* Required task
Where a line in the listing below contains the word "Performed", copy that line.
*-*-*
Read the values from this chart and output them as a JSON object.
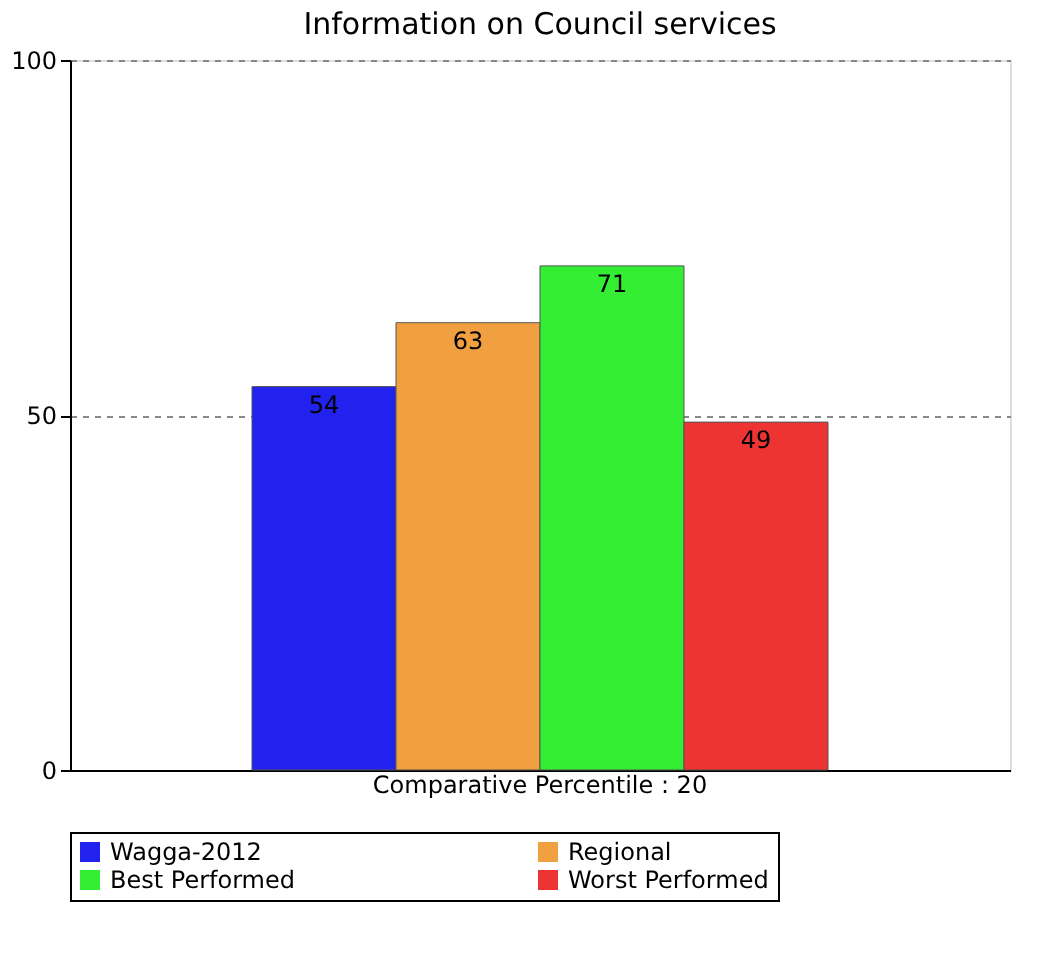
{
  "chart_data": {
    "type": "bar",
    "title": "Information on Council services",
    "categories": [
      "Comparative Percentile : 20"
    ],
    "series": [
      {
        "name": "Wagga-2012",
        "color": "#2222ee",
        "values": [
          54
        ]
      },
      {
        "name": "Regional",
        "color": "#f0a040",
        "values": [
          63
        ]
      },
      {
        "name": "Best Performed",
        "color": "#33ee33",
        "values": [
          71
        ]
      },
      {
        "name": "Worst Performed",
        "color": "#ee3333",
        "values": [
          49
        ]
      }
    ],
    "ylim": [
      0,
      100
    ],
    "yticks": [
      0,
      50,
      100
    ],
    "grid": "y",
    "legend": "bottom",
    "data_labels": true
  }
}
*-*-*
* Task result
        "name": "Best Performed",
        "name": "Worst Performed",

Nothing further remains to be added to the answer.